▸ To do: Give back the full listing, character for character, with no pictures.

▸ Material for the task:
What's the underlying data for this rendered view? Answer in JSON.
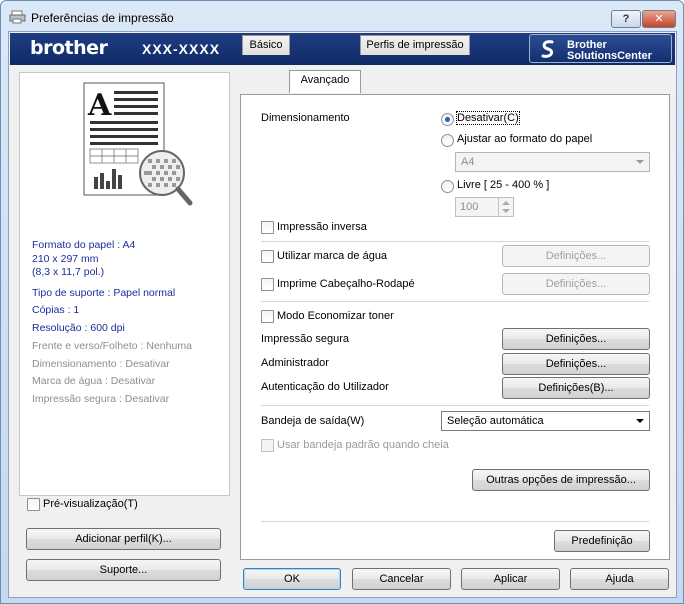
{
  "window": {
    "title": "Preferências de impressão",
    "help_label": "?",
    "close_label": "✕"
  },
  "banner": {
    "brand": "brother",
    "model": "XXX-XXXX",
    "solutions_line1": "Brother",
    "solutions_line2": "SolutionsCenter"
  },
  "summary": {
    "items": [
      "Formato do papel : A4",
      "210 x 297 mm",
      "(8,3 x 11,7 pol.)",
      "Tipo de suporte : Papel normal",
      "Cópias : 1",
      "Resolução : 600 dpi",
      "Frente e verso/Folheto : Nenhuma",
      "Dimensionamento : Desativar",
      "Marca de água : Desativar",
      "Impressão segura : Desativar"
    ],
    "preview_label": "Pré-visualização(T)",
    "add_profile_label": "Adicionar perfil(K)...",
    "support_label": "Suporte..."
  },
  "tabs": [
    "Básico",
    "Avançado",
    "Perfis de impressão"
  ],
  "advanced": {
    "scaling_label": "Dimensionamento",
    "scaling_off": "Desativar(C)",
    "scaling_fit": "Ajustar ao formato do papel",
    "paper_size": "A4",
    "scaling_free": "Livre [ 25 - 400 % ]",
    "free_value": "100",
    "reverse_print": "Impressão inversa",
    "watermark": "Utilizar marca de água",
    "header_footer": "Imprime Cabeçalho-Rodapé",
    "settings_label": "Definições...",
    "settings_b_label": "Definições(B)...",
    "toner_save": "Modo Economizar toner",
    "secure_print": "Impressão segura",
    "administrator": "Administrador",
    "user_auth": "Autenticação do Utilizador",
    "output_tray_label": "Bandeja de saída(W)",
    "output_tray_value": "Seleção automática",
    "use_default_tray": "Usar bandeja padrão quando cheia",
    "other_options": "Outras opções de impressão...",
    "default_label": "Predefinição"
  },
  "footer": {
    "ok": "OK",
    "cancel": "Cancelar",
    "apply": "Aplicar",
    "help": "Ajuda"
  },
  "colors": {
    "banner": "#13306d",
    "summary_text": "#1a2e9c",
    "radio_dot": "#2b5fbb"
  }
}
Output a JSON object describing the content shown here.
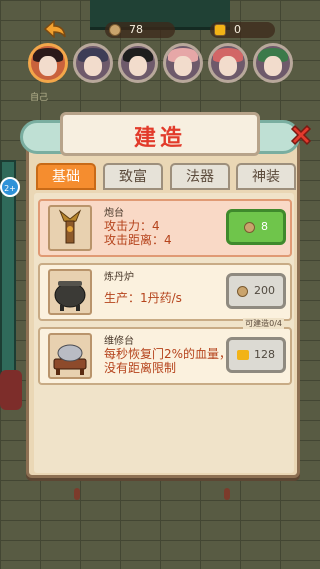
{
  "topbar": {
    "coins": "78",
    "gold": "0",
    "self_label": "自己"
  },
  "panel": {
    "title": "建造",
    "tabs": [
      {
        "label": "基础",
        "active": true
      },
      {
        "label": "致富",
        "active": false
      },
      {
        "label": "法器",
        "active": false
      },
      {
        "label": "神装",
        "active": false
      }
    ]
  },
  "items": [
    {
      "name": "炮台",
      "desc_line1": "攻击力：4",
      "desc_line2": "攻击距离：4",
      "cost": "8",
      "cost_icon": "coin-icon"
    },
    {
      "name": "炼丹炉",
      "desc_line1": "生产：1丹药/s",
      "desc_line2": "",
      "cost": "200",
      "cost_icon": "coin-icon"
    },
    {
      "name": "维修台",
      "desc_line1": "每秒恢复门2%的血量，没有距离限制",
      "desc_line2": "",
      "cost": "128",
      "cost_icon": "gold-icon",
      "availability": "可建造0/4"
    }
  ],
  "side_badge": "2+"
}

▸ Written reply:
What's the underlying data for this rendered view? Answer in JSON.
{
  "window": {
    "title": "Preferências de impressão",
    "help_label": "?",
    "close_label": "✕"
  },
  "banner": {
    "brand": "brother",
    "model": "XXX-XXXX",
    "solutions_line1": "Brother",
    "solutions_line2": "SolutionsCenter"
  },
  "summary": {
    "items": [
      "Formato do papel : A4",
      "210 x 297 mm",
      "(8,3 x 11,7 pol.)",
      "Tipo de suporte : Papel normal",
      "Cópias : 1",
      "Resolução : 600 dpi",
      "Frente e verso/Folheto : Nenhuma",
      "Dimensionamento : Desativar",
      "Marca de água : Desativar",
      "Impressão segura : Desativar"
    ],
    "preview_label": "Pré-visualização(T)",
    "add_profile_label": "Adicionar perfil(K)...",
    "support_label": "Suporte..."
  },
  "tabs": [
    "Básico",
    "Avançado",
    "Perfis de impressão"
  ],
  "advanced": {
    "scaling_label": "Dimensionamento",
    "scaling_off": "Desativar(C)",
    "scaling_fit": "Ajustar ao formato do papel",
    "paper_size": "A4",
    "scaling_free": "Livre [ 25 - 400 % ]",
    "free_value": "100",
    "reverse_print": "Impressão inversa",
    "watermark": "Utilizar marca de água",
    "header_footer": "Imprime Cabeçalho-Rodapé",
    "settings_label": "Definições...",
    "settings_b_label": "Definições(B)...",
    "toner_save": "Modo Economizar toner",
    "secure_print": "Impressão segura",
    "administrator": "Administrador",
    "user_auth": "Autenticação do Utilizador",
    "output_tray_label": "Bandeja de saída(W)",
    "output_tray_value": "Seleção automática",
    "use_default_tray": "Usar bandeja padrão quando cheia",
    "other_options": "Outras opções de impressão...",
    "default_label": "Predefinição"
  },
  "footer": {
    "ok": "OK",
    "cancel": "Cancelar",
    "apply": "Aplicar",
    "help": "Ajuda"
  },
  "colors": {
    "banner": "#13306d",
    "summary_text": "#1a2e9c",
    "radio_dot": "#2b5fbb"
  }
}
Output a JSON object describing the content shown here.
{
  "topbar": {
    "coins": "78",
    "gold": "0",
    "self_label": "自己"
  },
  "panel": {
    "title": "建造",
    "tabs": [
      {
        "label": "基础",
        "active": true
      },
      {
        "label": "致富",
        "active": false
      },
      {
        "label": "法器",
        "active": false
      },
      {
        "label": "神装",
        "active": false
      }
    ]
  },
  "items": [
    {
      "name": "炮台",
      "desc_line1": "攻击力：4",
      "desc_line2": "攻击距离：4",
      "cost": "8",
      "cost_icon": "coin-icon"
    },
    {
      "name": "炼丹炉",
      "desc_line1": "生产：1丹药/s",
      "desc_line2": "",
      "cost": "200",
      "cost_icon": "coin-icon"
    },
    {
      "name": "维修台",
      "desc_line1": "每秒恢复门2%的血量，没有距离限制",
      "desc_line2": "",
      "cost": "128",
      "cost_icon": "gold-icon",
      "availability": "可建造0/4"
    }
  ],
  "side_badge": "2+"
}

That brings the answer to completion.